§ GIVEN TASK
Repeat the material in full. Keep every line exactly as it is.

§ SOURCE RECORDS

****************************************

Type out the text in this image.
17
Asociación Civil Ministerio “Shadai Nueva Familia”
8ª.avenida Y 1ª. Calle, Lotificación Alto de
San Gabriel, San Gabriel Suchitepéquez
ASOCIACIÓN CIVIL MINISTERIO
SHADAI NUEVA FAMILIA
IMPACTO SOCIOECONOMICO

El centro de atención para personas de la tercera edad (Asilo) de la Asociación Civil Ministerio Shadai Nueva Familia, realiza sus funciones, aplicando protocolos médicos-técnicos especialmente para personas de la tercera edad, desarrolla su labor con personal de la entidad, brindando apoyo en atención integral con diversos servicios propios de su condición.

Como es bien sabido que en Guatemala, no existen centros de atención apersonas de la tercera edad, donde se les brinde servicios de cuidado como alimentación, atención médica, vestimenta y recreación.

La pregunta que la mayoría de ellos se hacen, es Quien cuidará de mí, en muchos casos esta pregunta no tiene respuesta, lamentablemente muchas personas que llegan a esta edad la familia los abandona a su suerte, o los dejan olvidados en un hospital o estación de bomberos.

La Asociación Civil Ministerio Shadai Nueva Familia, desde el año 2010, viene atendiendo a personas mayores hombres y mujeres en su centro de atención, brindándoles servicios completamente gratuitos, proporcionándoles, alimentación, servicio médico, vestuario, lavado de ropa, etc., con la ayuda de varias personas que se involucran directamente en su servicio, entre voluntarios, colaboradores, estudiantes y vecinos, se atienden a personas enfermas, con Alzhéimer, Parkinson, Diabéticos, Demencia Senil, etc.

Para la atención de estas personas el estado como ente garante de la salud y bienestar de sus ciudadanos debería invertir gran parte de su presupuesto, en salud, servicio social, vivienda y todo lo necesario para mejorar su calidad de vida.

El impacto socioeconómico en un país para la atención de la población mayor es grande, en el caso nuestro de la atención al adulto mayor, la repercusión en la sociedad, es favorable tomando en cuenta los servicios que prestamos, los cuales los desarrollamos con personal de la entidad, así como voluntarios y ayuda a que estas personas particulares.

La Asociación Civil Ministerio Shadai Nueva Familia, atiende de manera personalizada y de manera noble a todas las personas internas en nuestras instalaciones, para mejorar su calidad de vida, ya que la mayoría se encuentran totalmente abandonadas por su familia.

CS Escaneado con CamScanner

****************************************

§ FULL ANSWER
Type out the text in this image.
17
Asociación Civil Ministerio “Shadai Nueva Familia”
8ª.avenida Y 1ª. Calle, Lotificación Alto de
San Gabriel, San Gabriel Suchitepéquez
ASOCIACIÓN CIVIL MINISTERIO
SHADAI NUEVA FAMILIA
IMPACTO SOCIOECONOMICO

El centro de atención para personas de la tercera edad (Asilo) de la Asociación Civil Ministerio Shadai Nueva Familia, realiza sus funciones, aplicando protocolos médicos-técnicos especialmente para personas de la tercera edad, desarrolla su labor con personal de la entidad, brindando apoyo en atención integral con diversos servicios propios de su condición.

Como es bien sabido que en Guatemala, no existen centros de atención apersonas de la tercera edad, donde se les brinde servicios de cuidado como alimentación, atención médica, vestimenta y recreación.

La pregunta que la mayoría de ellos se hacen, es Quien cuidará de mí, en muchos casos esta pregunta no tiene respuesta, lamentablemente muchas personas que llegan a esta edad la familia los abandona a su suerte, o los dejan olvidados en un hospital o estación de bomberos.

La Asociación Civil Ministerio Shadai Nueva Familia, desde el año 2010, viene atendiendo a personas mayores hombres y mujeres en su centro de atención, brindándoles servicios completamente gratuitos, proporcionándoles, alimentación, servicio médico, vestuario, lavado de ropa, etc., con la ayuda de varias personas que se involucran directamente en su servicio, entre voluntarios, colaboradores, estudiantes y vecinos, se atienden a personas enfermas, con Alzhéimer, Parkinson, Diabéticos, Demencia Senil, etc.

Para la atención de estas personas el estado como ente garante de la salud y bienestar de sus ciudadanos debería invertir gran parte de su presupuesto, en salud, servicio social, vivienda y todo lo necesario para mejorar su calidad de vida.

El impacto socioeconómico en un país para la atención de la población mayor es grande, en el caso nuestro de la atención al adulto mayor, la repercusión en la sociedad, es favorable tomando en cuenta los servicios que prestamos, los cuales los desarrollamos con personal de la entidad, así como voluntarios y ayuda a que estas personas particulares.

La Asociación Civil Ministerio Shadai Nueva Familia, atiende de manera personalizada y de manera noble a todas las personas internas en nuestras instalaciones, para mejorar su calidad de vida, ya que la mayoría se encuentran totalmente abandonadas por su familia.

CS Escaneado con CamScanner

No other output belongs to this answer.